→ **Task brief**
Write out the entries below once more, exactly.

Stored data
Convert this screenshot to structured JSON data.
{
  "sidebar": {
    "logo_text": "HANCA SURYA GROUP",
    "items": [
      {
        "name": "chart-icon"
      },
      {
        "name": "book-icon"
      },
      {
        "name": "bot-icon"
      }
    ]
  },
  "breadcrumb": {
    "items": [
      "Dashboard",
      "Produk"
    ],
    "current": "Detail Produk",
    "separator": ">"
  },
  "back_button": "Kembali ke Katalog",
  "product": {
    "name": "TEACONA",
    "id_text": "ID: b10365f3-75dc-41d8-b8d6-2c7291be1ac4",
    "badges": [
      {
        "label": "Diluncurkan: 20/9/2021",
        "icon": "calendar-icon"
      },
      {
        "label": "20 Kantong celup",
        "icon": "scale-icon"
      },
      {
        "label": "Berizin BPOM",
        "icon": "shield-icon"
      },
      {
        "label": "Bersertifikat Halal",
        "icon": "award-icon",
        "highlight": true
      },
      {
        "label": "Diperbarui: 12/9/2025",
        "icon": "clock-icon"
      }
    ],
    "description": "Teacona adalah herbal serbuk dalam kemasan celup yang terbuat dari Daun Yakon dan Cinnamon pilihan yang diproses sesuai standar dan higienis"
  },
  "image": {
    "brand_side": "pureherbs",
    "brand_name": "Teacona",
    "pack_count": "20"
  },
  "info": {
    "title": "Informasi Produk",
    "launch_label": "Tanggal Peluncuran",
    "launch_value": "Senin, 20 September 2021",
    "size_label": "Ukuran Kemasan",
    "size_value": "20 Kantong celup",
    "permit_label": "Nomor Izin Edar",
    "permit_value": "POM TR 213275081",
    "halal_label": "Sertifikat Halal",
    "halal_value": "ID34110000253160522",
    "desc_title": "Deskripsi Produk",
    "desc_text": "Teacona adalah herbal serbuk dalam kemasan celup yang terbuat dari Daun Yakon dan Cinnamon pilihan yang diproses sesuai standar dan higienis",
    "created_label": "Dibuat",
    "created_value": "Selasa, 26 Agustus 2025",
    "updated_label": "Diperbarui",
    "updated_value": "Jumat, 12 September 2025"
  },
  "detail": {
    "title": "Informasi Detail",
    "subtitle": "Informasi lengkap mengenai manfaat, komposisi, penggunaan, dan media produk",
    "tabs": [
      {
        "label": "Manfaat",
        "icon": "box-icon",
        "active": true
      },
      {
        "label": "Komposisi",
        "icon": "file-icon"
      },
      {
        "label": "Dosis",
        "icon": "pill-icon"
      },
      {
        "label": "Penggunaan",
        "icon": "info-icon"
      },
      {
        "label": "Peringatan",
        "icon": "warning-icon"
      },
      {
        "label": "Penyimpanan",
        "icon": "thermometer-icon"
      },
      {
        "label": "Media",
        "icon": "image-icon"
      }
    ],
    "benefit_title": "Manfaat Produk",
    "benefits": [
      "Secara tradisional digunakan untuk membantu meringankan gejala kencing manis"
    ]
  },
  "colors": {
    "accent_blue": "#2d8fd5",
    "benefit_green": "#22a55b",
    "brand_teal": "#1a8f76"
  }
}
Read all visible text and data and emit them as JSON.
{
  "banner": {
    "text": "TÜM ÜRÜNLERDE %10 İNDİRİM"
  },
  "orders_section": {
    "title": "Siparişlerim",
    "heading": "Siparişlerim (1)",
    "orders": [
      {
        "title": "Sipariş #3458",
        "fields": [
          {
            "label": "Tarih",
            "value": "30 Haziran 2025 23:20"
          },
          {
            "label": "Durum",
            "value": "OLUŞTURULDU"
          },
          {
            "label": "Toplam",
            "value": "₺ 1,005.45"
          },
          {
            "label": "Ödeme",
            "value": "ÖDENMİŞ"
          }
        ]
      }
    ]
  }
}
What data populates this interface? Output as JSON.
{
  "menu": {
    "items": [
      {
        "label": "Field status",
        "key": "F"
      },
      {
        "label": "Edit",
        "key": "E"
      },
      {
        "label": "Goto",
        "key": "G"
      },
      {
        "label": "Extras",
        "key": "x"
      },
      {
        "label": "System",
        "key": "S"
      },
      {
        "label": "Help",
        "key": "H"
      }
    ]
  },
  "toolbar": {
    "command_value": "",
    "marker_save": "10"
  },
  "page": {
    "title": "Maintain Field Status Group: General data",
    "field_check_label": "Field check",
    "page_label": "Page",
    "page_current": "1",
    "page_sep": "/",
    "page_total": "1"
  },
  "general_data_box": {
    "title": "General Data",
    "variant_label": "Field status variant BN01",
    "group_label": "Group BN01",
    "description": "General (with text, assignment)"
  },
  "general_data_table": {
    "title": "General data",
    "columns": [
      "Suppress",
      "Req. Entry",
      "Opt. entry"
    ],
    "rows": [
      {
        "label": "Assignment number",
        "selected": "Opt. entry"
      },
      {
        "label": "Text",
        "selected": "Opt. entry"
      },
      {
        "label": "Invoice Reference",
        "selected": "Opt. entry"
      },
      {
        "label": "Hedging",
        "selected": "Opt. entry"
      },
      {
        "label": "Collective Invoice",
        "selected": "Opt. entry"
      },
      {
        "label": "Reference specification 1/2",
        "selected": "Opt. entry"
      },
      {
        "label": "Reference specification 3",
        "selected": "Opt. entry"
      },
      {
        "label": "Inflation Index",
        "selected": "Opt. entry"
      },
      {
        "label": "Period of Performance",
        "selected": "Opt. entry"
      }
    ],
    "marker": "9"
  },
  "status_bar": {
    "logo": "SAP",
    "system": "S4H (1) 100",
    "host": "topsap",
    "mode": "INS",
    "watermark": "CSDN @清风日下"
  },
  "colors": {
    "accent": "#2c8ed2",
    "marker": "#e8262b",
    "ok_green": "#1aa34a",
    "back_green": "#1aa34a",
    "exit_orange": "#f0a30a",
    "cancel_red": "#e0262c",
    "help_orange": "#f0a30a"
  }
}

→ **Result**
Convert this screenshot to structured JSON data.
{
  "sidebar": {
    "logo_text": "HANCA SURYA GROUP",
    "items": [
      {
        "name": "chart-icon"
      },
      {
        "name": "book-icon"
      },
      {
        "name": "bot-icon"
      }
    ]
  },
  "breadcrumb": {
    "items": [
      "Dashboard",
      "Produk"
    ],
    "current": "Detail Produk",
    "separator": ">"
  },
  "back_button": "Kembali ke Katalog",
  "product": {
    "name": "TEACONA",
    "id_text": "ID: b10365f3-75dc-41d8-b8d6-2c7291be1ac4",
    "badges": [
      {
        "label": "Diluncurkan: 20/9/2021",
        "icon": "calendar-icon"
      },
      {
        "label": "20 Kantong celup",
        "icon": "scale-icon"
      },
      {
        "label": "Berizin BPOM",
        "icon": "shield-icon"
      },
      {
        "label": "Bersertifikat Halal",
        "icon": "award-icon",
        "highlight": true
      },
      {
        "label": "Diperbarui: 12/9/2025",
        "icon": "clock-icon"
      }
    ],
    "description": "Teacona adalah herbal serbuk dalam kemasan celup yang terbuat dari Daun Yakon dan Cinnamon pilihan yang diproses sesuai standar dan higienis"
  },
  "image": {
    "brand_side": "pureherbs",
    "brand_name": "Teacona",
    "pack_count": "20"
  },
  "info": {
    "title": "Informasi Produk",
    "launch_label": "Tanggal Peluncuran",
    "launch_value": "Senin, 20 September 2021",
    "size_label": "Ukuran Kemasan",
    "size_value": "20 Kantong celup",
    "permit_label": "Nomor Izin Edar",
    "permit_value": "POM TR 213275081",
    "halal_label": "Sertifikat Halal",
    "halal_value": "ID34110000253160522",
    "desc_title": "Deskripsi Produk",
    "desc_text": "Teacona adalah herbal serbuk dalam kemasan celup yang terbuat dari Daun Yakon dan Cinnamon pilihan yang diproses sesuai standar dan higienis",
    "created_label": "Dibuat",
    "created_value": "Selasa, 26 Agustus 2025",
    "updated_label": "Diperbarui",
    "updated_value": "Jumat, 12 September 2025"
  },
  "detail": {
    "title": "Informasi Detail",
    "subtitle": "Informasi lengkap mengenai manfaat, komposisi, penggunaan, dan media produk",
    "tabs": [
      {
        "label": "Manfaat",
        "icon": "box-icon",
        "active": true
      },
      {
        "label": "Komposisi",
        "icon": "file-icon"
      },
      {
        "label": "Dosis",
        "icon": "pill-icon"
      },
      {
        "label": "Penggunaan",
        "icon": "info-icon"
      },
      {
        "label": "Peringatan",
        "icon": "warning-icon"
      },
      {
        "label": "Penyimpanan",
        "icon": "thermometer-icon"
      },
      {
        "label": "Media",
        "icon": "image-icon"
      }
    ],
    "benefit_title": "Manfaat Produk",
    "benefits": [
      "Secara tradisional digunakan untuk membantu meringankan gejala kencing manis"
    ]
  },
  "colors": {
    "accent_blue": "#2d8fd5",
    "benefit_green": "#22a55b",
    "brand_teal": "#1a8f76"
  }
}
Read all visible text and data and emit them as JSON.
{
  "banner": {
    "text": "TÜM ÜRÜNLERDE %10 İNDİRİM"
  },
  "orders_section": {
    "title": "Siparişlerim",
    "heading": "Siparişlerim (1)",
    "orders": [
      {
        "title": "Sipariş #3458",
        "fields": [
          {
            "label": "Tarih",
            "value": "30 Haziran 2025 23:20"
          },
          {
            "label": "Durum",
            "value": "OLUŞTURULDU"
          },
          {
            "label": "Toplam",
            "value": "₺ 1,005.45"
          },
          {
            "label": "Ödeme",
            "value": "ÖDENMİŞ"
          }
        ]
      }
    ]
  }
}
What data populates this interface? Output as JSON.
{
  "menu": {
    "items": [
      {
        "label": "Field status",
        "key": "F"
      },
      {
        "label": "Edit",
        "key": "E"
      },
      {
        "label": "Goto",
        "key": "G"
      },
      {
        "label": "Extras",
        "key": "x"
      },
      {
        "label": "System",
        "key": "S"
      },
      {
        "label": "Help",
        "key": "H"
      }
    ]
  },
  "toolbar": {
    "command_value": "",
    "marker_save": "10"
  },
  "page": {
    "title": "Maintain Field Status Group: General data",
    "field_check_label": "Field check",
    "page_label": "Page",
    "page_current": "1",
    "page_sep": "/",
    "page_total": "1"
  },
  "general_data_box": {
    "title": "General Data",
    "variant_label": "Field status variant BN01",
    "group_label": "Group BN01",
    "description": "General (with text, assignment)"
  },
  "general_data_table": {
    "title": "General data",
    "columns": [
      "Suppress",
      "Req. Entry",
      "Opt. entry"
    ],
    "rows": [
      {
        "label": "Assignment number",
        "selected": "Opt. entry"
      },
      {
        "label": "Text",
        "selected": "Opt. entry"
      },
      {
        "label": "Invoice Reference",
        "selected": "Opt. entry"
      },
      {
        "label": "Hedging",
        "selected": "Opt. entry"
      },
      {
        "label": "Collective Invoice",
        "selected": "Opt. entry"
      },
      {
        "label": "Reference specification 1/2",
        "selected": "Opt. entry"
      },
      {
        "label": "Reference specification 3",
        "selected": "Opt. entry"
      },
      {
        "label": "Inflation Index",
        "selected": "Opt. entry"
      },
      {
        "label": "Period of Performance",
        "selected": "Opt. entry"
      }
    ],
    "marker": "9"
  },
  "status_bar": {
    "logo": "SAP",
    "system": "S4H (1) 100",
    "host": "topsap",
    "mode": "INS",
    "watermark": "CSDN @清风日下"
  },
  "colors": {
    "accent": "#2c8ed2",
    "marker": "#e8262b",
    "ok_green": "#1aa34a",
    "back_green": "#1aa34a",
    "exit_orange": "#f0a30a",
    "cancel_red": "#e0262c",
    "help_orange": "#f0a30a"
  }
}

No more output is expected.